Collect all lines containing the word "this" from the data.

Dataset items
=-=-=

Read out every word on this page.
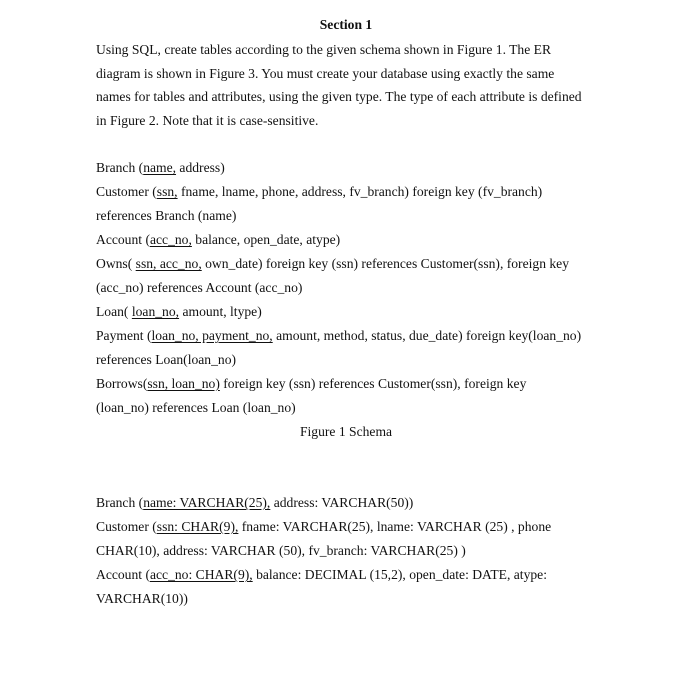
Section 1
Using SQL, create tables according to the given schema shown in Figure 1. The ER
diagram is shown in Figure 3. You must create your database using exactly the same
names for tables and attributes, using the given type. The type of each attribute is defined
in Figure 2. Note that it is case-sensitive.
Branch (name, address)
Customer (ssn, fname, lname, phone, address, fv_branch) foreign key (fv_branch)
references Branch (name)
Account (acc_no, balance, open_date, atype)
Owns( ssn, acc_no, own_date) foreign key (ssn) references Customer(ssn), foreign key
(acc_no) references Account (acc_no)
Loan( loan_no, amount, ltype)
Payment (loan_no, payment_no, amount, method, status, due_date) foreign key(loan_no)
references Loan(loan_no)
Borrows(ssn, loan_no) foreign key (ssn) references Customer(ssn), foreign key
(loan_no) references Loan (loan_no)
Figure 1 Schema
Branch (name: VARCHAR(25), address: VARCHAR(50))
Customer (ssn: CHAR(9), fname: VARCHAR(25), lname: VARCHAR (25) , phone
CHAR(10), address: VARCHAR (50), fv_branch: VARCHAR(25) )
Account (acc_no: CHAR(9), balance: DECIMAL (15,2), open_date: DATE, atype:
VARCHAR(10))
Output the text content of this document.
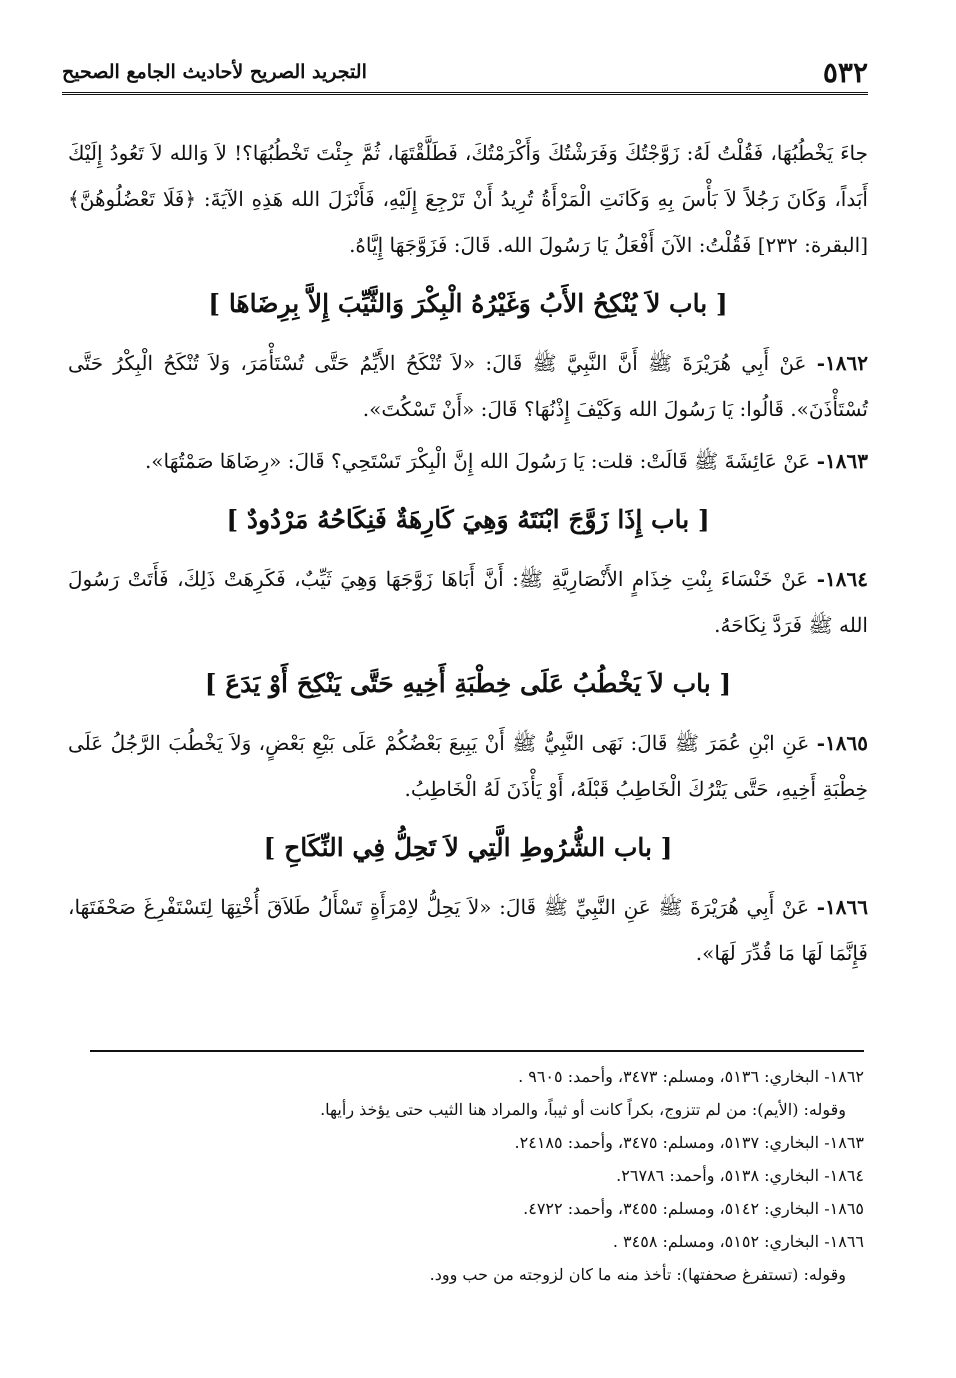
٥٣٢
التجريد الصريح لأحاديث الجامع الصحيح

جاءَ يَخْطُبُهَا، فَقُلْتُ لَهُ: زَوَّجْتُكَ وَفَرَشْتُكَ وَأَكْرَمْتُكَ، فَطَلَّقْتَهَا، ثُمَّ جِئْتَ تَخْطُبُهَا؟! لاَ وَالله لاَ تَعُودُ إِلَيْكَ أَبَداً، وَكَانَ رَجُلاً لاَ بَأْسَ بِهِ وَكَانَتِ الْمَرْأَةُ تُرِيدُ أَنْ تَرْجِعَ إِلَيْهِ، فَأَنْزَلَ الله هَذِهِ الآيَةَ: ﴿فَلَا تَعْضُلُوهُنَّ﴾ [البقرة: ٢٣٢] فَقُلْتُ: الآنَ أَفْعَلُ يَا رَسُولَ الله. قَالَ: فَزَوَّجَهَا إِيَّاهُ.

[ باب لاَ يُنْكِحُ الأَبُ وَغَيْرُهُ الْبِكْرَ وَالثَّيِّبَ إِلاَّ بِرِضَاهَا ]

١٨٦٢- عَنْ أَبِي هُرَيْرَةَ ﷺ أَنَّ النَّبِيَّ ﷺ قَالَ: «لاَ تُنْكَحُ الأَيِّمُ حَتَّى تُسْتَأْمَرَ، وَلاَ تُنْكَحُ الْبِكْرُ حَتَّى تُسْتَأْذَنَ». قَالُوا: يَا رَسُولَ الله وَكَيْفَ إِذْنُهَا؟ قَالَ: «أَنْ تَسْكُتَ».

١٨٦٣- عَنْ عَائِشَةَ ﷺ قَالَتْ: قلت: يَا رَسُولَ الله إِنَّ الْبِكْرَ تَسْتَحِي؟ قَالَ: «رِضَاهَا صَمْتُهَا».

[ باب إِذَا زَوَّجَ ابْنَتَهُ وَهِيَ كَارِهَةٌ فَنِكَاحُهُ مَرْدُودٌ ]

١٨٦٤- عَنْ خَنْسَاءَ بِنْتِ خِذَامٍ الأَنْصَارِيَّةِ ﷺ: أَنَّ أَبَاهَا زَوَّجَهَا وَهِيَ ثَيِّبٌ، فَكَرِهَتْ ذَلِكَ، فَأَتَتْ رَسُولَ الله ﷺ فَرَدَّ نِكَاحَهُ.

[ باب لاَ يَخْطُبُ عَلَى خِطْبَةِ أَخِيهِ حَتَّى يَنْكِحَ أَوْ يَدَعَ ]

١٨٦٥- عَنِ ابْنِ عُمَرَ ﷺ قَالَ: نَهَى النَّبِيُّ ﷺ أَنْ يَبِيعَ بَعْضُكُمْ عَلَى بَيْعِ بَعْضٍ، وَلاَ يَخْطُبَ الرَّجُلُ عَلَى خِطْبَةِ أَخِيهِ، حَتَّى يَتْرُكَ الْخَاطِبُ قَبْلَهُ، أَوْ يَأْذَنَ لَهُ الْخَاطِبُ.

[ باب الشُّرُوطِ الَّتِي لاَ تَحِلُّ فِي النِّكَاحِ ]

١٨٦٦- عَنْ أَبِي هُرَيْرَةَ ﷺ عَنِ النَّبِيِّ ﷺ قَالَ: «لاَ يَحِلُّ لاِمْرَأَةٍ تَسْأَلُ طَلاَقَ أُخْتِهَا لِتَسْتَفْرِغَ صَحْفَتَهَا، فَإِنَّمَا لَهَا مَا قُدِّرَ لَهَا».

١٨٦٢- البخاري: ٥١٣٦، ومسلم: ٣٤٧٣، وأحمد: ٩٦٠٥ .
وقوله: (الأيم): من لم تتزوج، بكراً كانت أو ثيباً، والمراد هنا الثيب حتى يؤخذ رأيها.
١٨٦٣- البخاري: ٥١٣٧، ومسلم: ٣٤٧٥، وأحمد: ٢٤١٨٥.
١٨٦٤- البخاري: ٥١٣٨، وأحمد: ٢٦٧٨٦.
١٨٦٥- البخاري: ٥١٤٢، ومسلم: ٣٤٥٥، وأحمد: ٤٧٢٢.
١٨٦٦- البخاري: ٥١٥٢، ومسلم: ٣٤٥٨ .
وقوله: (تستفرغ صحفتها): تأخذ منه ما كان لزوجته من حب وود.
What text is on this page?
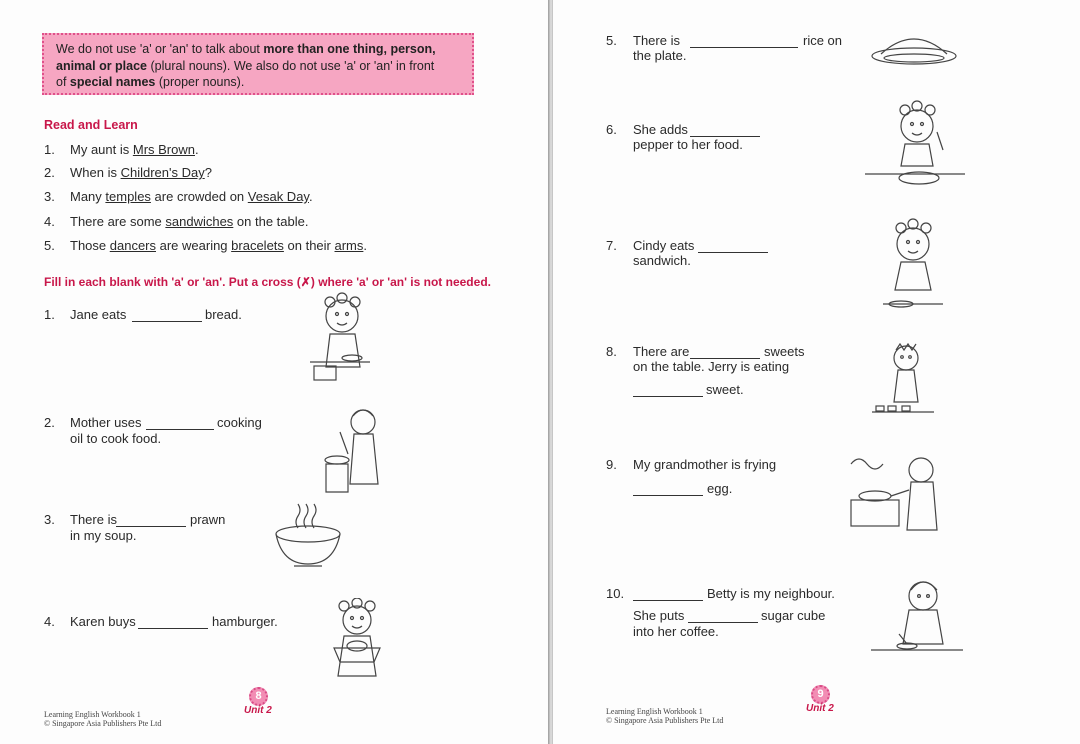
We do not use 'a' or 'an' to talk about more than one thing, person,
animal or place (plural nouns). We also do not use 'a' or 'an' in front
of special names (proper nouns).
Read and Learn
1. My aunt is Mrs Brown.
2. When is Children's Day?
3. Many temples are crowded on Vesak Day.
4. There are some sandwiches on the table.
5. Those dancers are wearing bracelets on their arms.
Fill in each blank with 'a' or 'an'. Put a cross (✗) where 'a' or 'an' is not needed.
1. Jane eats	bread.
2. Mother uses	cooking
oil to cook food.
3. There is	prawn
in my soup.
4. Karen buys	hamburger.
Learning English Workbook 1
© Singapore Asia Publishers Pte Ltd
8
Unit 2
5. There is	rice on
the plate.
6. She adds
pepper to her food.
7. Cindy eats
sandwich.
8. There are	sweets
on the table. Jerry is eating
sweet.
9. My grandmother is frying
egg.
10.	Betty is my neighbour.
She puts	sugar cube
into her coffee.
Learning English Workbook 1
© Singapore Asia Publishers Pte Ltd
9
Unit 2
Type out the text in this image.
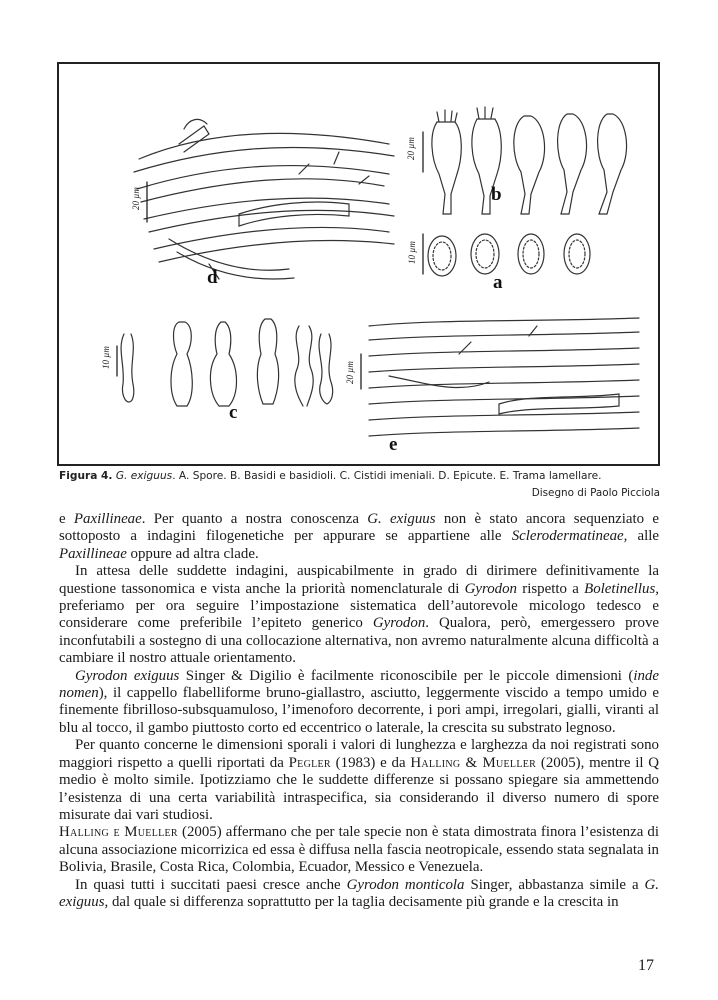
20 µm
20 µm
10 µm
10 µm
20 µm
a
b
c
d
e
Figura 4. G. exiguus. A. Spore. B. Basidi e basidioli. C. Cistidi imeniali. D. Epicute. E. Trama lamellare.
Disegno di Paolo Picciola

e Paxillineae. Per quanto a nostra conoscenza G. exiguus non è stato ancora sequenziato e sottoposto a indagini filogenetiche per appurare se appartiene alle Sclerodermatineae, alle Paxillineae oppure ad altra clade.

In attesa delle suddette indagini, auspicabilmente in grado di dirimere definitivamente la questione tassonomica e vista anche la priorità nomenclaturale di Gyrodon rispetto a Boletinellus, preferiamo per ora seguire l’impostazione sistematica dell’autorevole micologo tedesco e considerare come preferibile l’epiteto generico Gyrodon. Qualora, però, emergessero prove inconfutabili a sostegno di una collocazione alternativa, non avremo naturalmente alcuna difficoltà a cambiare il nostro attuale orientamento.

Gyrodon exiguus Singer & Digilio è facilmente riconoscibile per le piccole dimensioni (inde nomen), il cappello flabelliforme bruno-giallastro, asciutto, leggermente viscido a tempo umido e finemente fibrilloso-subsquamuloso, l’imenoforo decorrente, i pori ampi, irregolari, gialli, viranti al blu al tocco, il gambo piuttosto corto ed eccentrico o laterale, la crescita su substrato legnoso.

Per quanto concerne le dimensioni sporali i valori di lunghezza e larghezza da noi registrati sono maggiori rispetto a quelli riportati da Pegler (1983) e da Halling & Mueller (2005), mentre il Q medio è molto simile. Ipotizziamo che le suddette differenze si possano spiegare sia ammettendo l’esistenza di una certa variabilità intraspecifica, sia considerando il diverso numero di spore misurate dai vari studiosi.

Halling e Mueller (2005) affermano che per tale specie non è stata dimostrata finora l’esistenza di alcuna associazione micorrizica ed essa è diffusa nella fascia neotropicale, essendo stata segnalata in Bolivia, Brasile, Costa Rica, Colombia, Ecuador, Messico e Venezuela.

In quasi tutti i succitati paesi cresce anche Gyrodon monticola Singer, abbastanza simile a G. exiguus, dal quale si differenza soprattutto per la taglia decisamente più grande e la crescita in

17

=-=-=

* _COMPLETE RESPONSE_
Read out every word on this page.
Output the text content of this document.
What text is on this page?
Type out the text in this image.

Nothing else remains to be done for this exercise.